Requirements: For each line that holds "durch", copy the line out.

Data for this task:
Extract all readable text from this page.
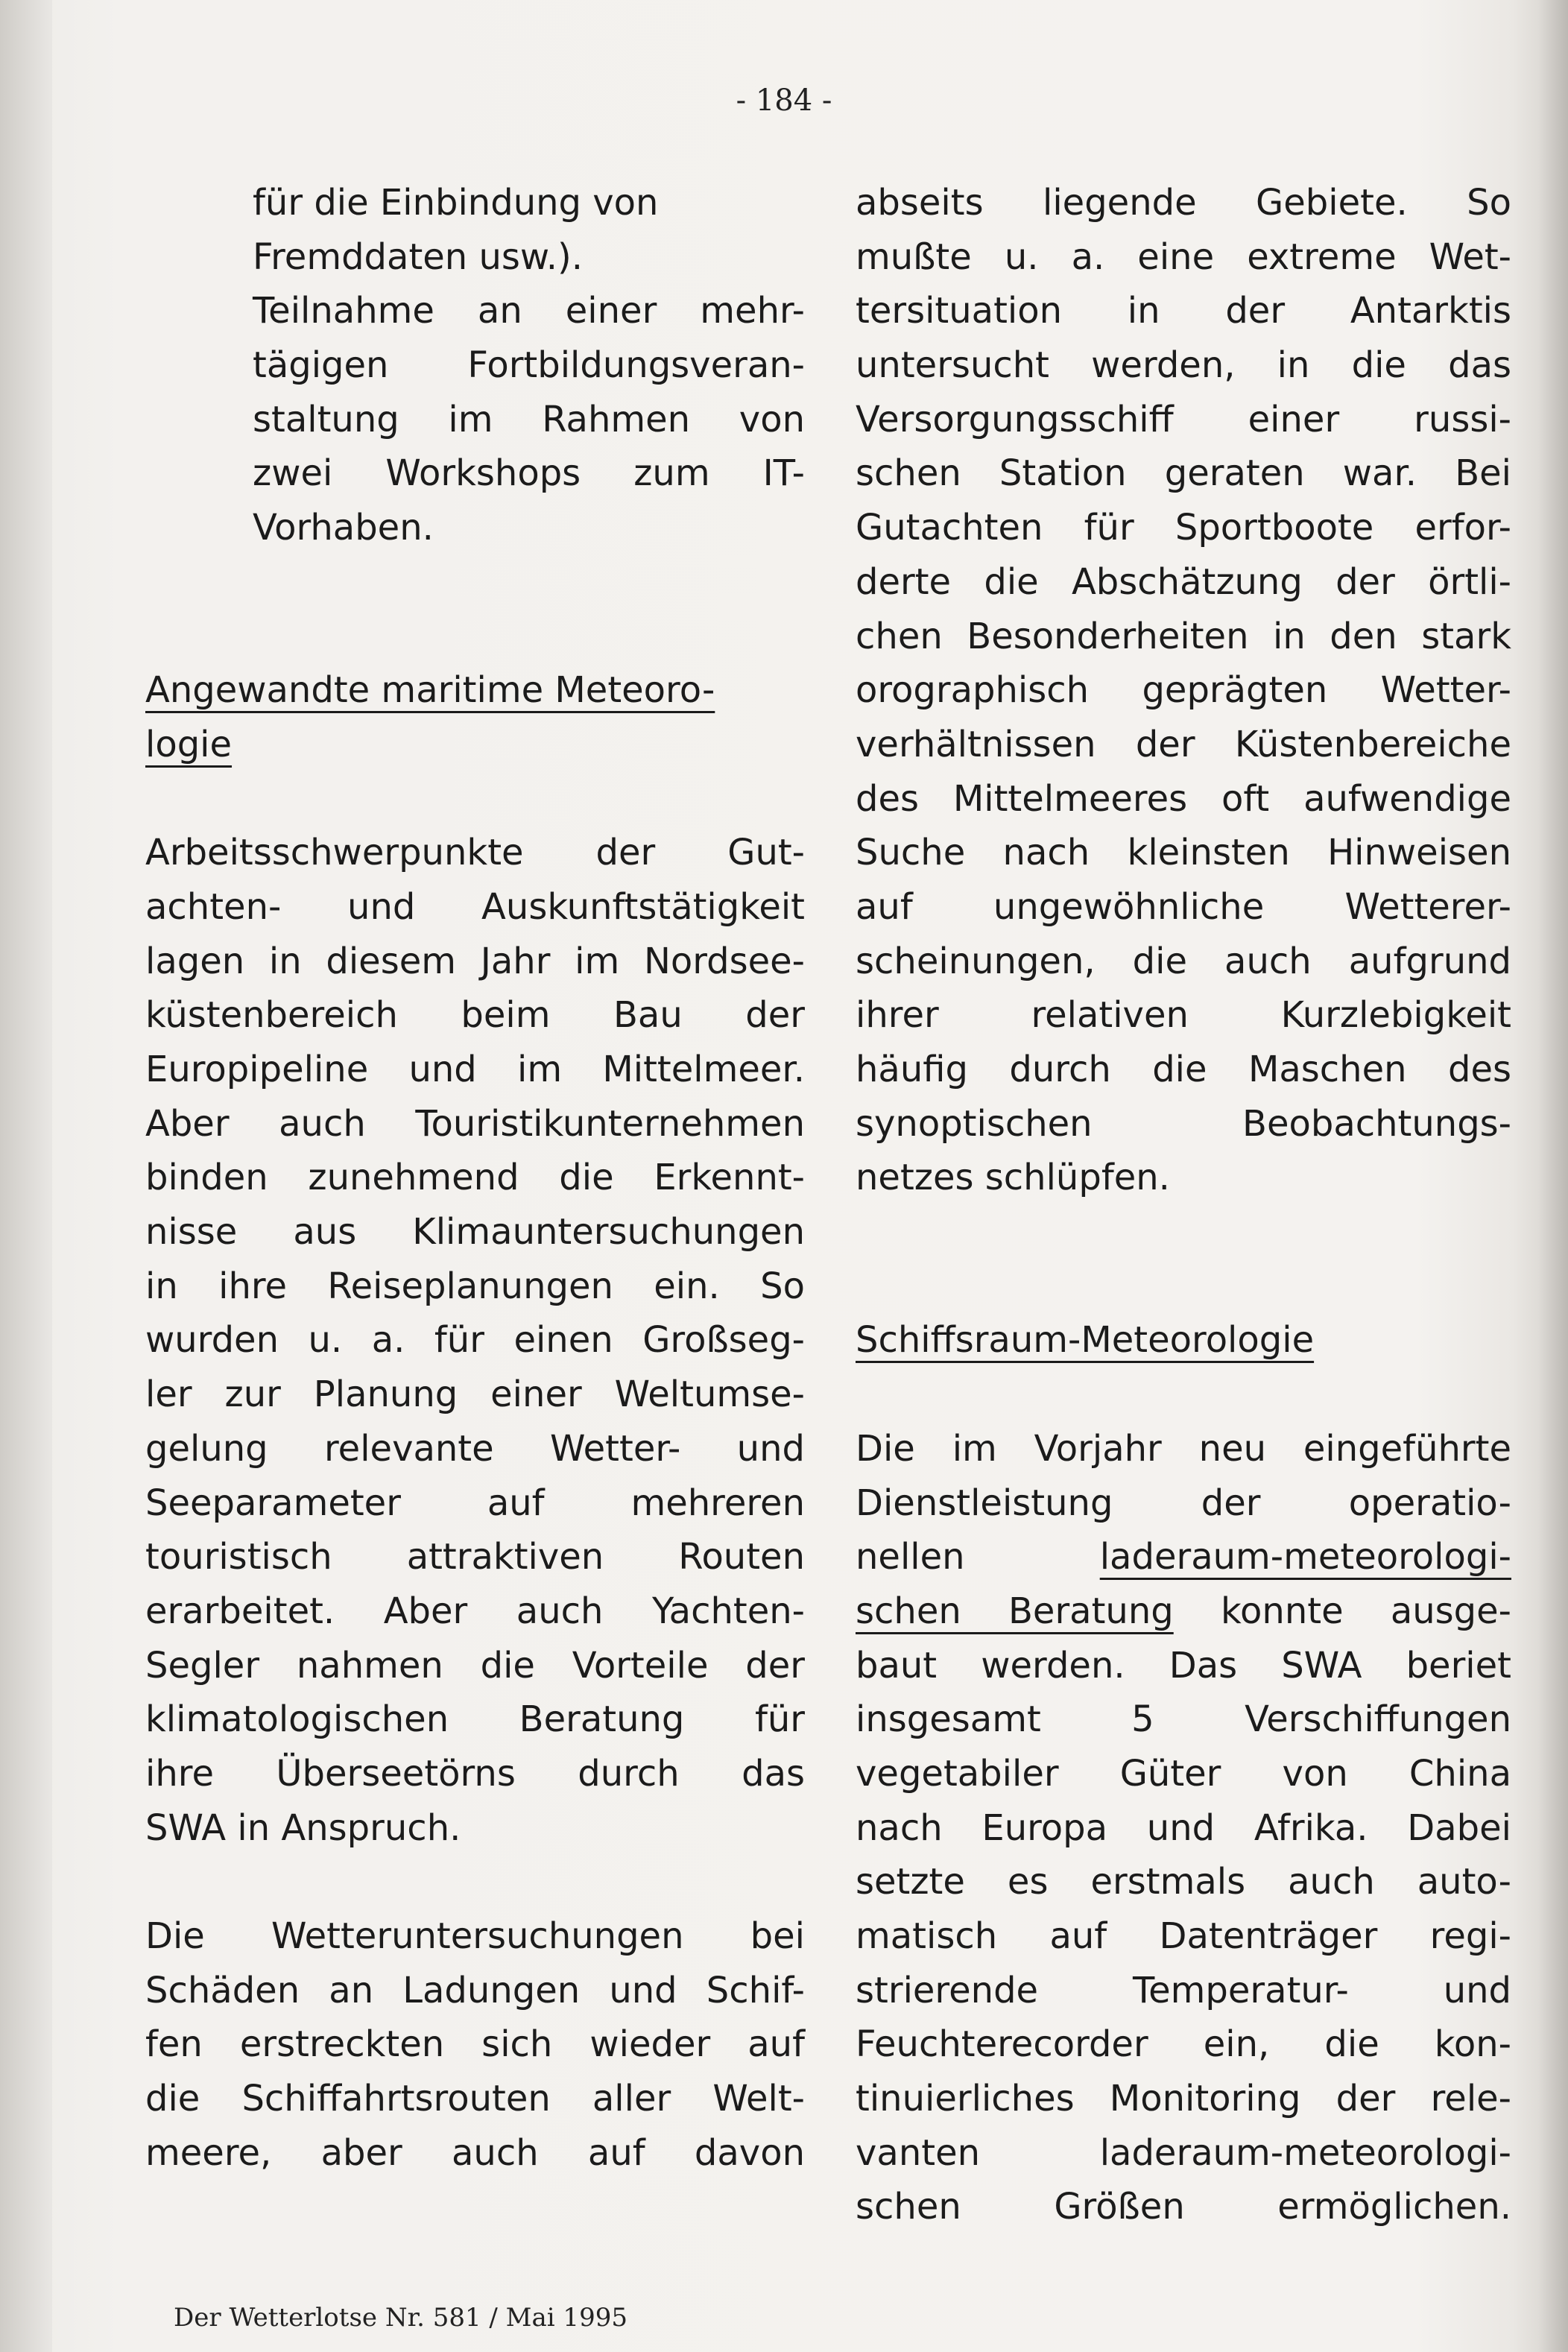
- 184 -
für die Einbindung von
Fremddaten usw.).
Teilnahme an einer mehr-
tägigen Fortbildungsveran-
staltung im Rahmen von
zwei Workshops zum IT-
Vorhaben.
Angewandte maritime Meteoro-
logie
Arbeitsschwerpunkte der Gut-
achten- und Auskunftstätigkeit
lagen in diesem Jahr im Nordsee-
küstenbereich beim Bau der
Europipeline und im Mittelmeer.
Aber auch Touristikunternehmen
binden zunehmend die Erkennt-
nisse aus Klimauntersuchungen
in ihre Reiseplanungen ein. So
wurden u. a. für einen Großseg-
ler zur Planung einer Weltumse-
gelung relevante Wetter- und
Seeparameter auf mehreren
touristisch attraktiven Routen
erarbeitet. Aber auch Yachten-
Segler nahmen die Vorteile der
klimatologischen Beratung für
ihre Überseetörns durch das
SWA in Anspruch.
Die Wetteruntersuchungen bei
Schäden an Ladungen und Schif-
fen erstreckten sich wieder auf
die Schiffahrtsrouten aller Welt-
meere, aber auch auf davon
abseits liegende Gebiete. So
mußte u. a. eine extreme Wet-
tersituation in der Antarktis
untersucht werden, in die das
Versorgungsschiff einer russi-
schen Station geraten war. Bei
Gutachten für Sportboote erfor-
derte die Abschätzung der örtli-
chen Besonderheiten in den stark
orographisch geprägten Wetter-
verhältnissen der Küstenbereiche
des Mittelmeeres oft aufwendige
Suche nach kleinsten Hinweisen
auf ungewöhnliche Wetterer-
scheinungen, die auch aufgrund
ihrer relativen Kurzlebigkeit
häufig durch die Maschen des
synoptischen Beobachtungs-
netzes schlüpfen.
Schiffsraum-Meteorologie
Die im Vorjahr neu eingeführte
Dienstleistung der operatio-
nellen	laderaum-meteorologi-
schen Beratung konnte ausge-
baut werden. Das SWA beriet
insgesamt 5 Verschiffungen
vegetabiler Güter von China
nach Europa und Afrika. Dabei
setzte es erstmals auch auto-
matisch auf Datenträger regi-
strierende Temperatur- und
Feuchterecorder ein, die kon-
tinuierliches Monitoring der rele-
vanten laderaum-meteorologi-
schen Größen ermöglichen.
Der Wetterlotse Nr. 581 / Mai 1995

Exercise result:
ihre Überseetörns durch das
häufig durch die Maschen des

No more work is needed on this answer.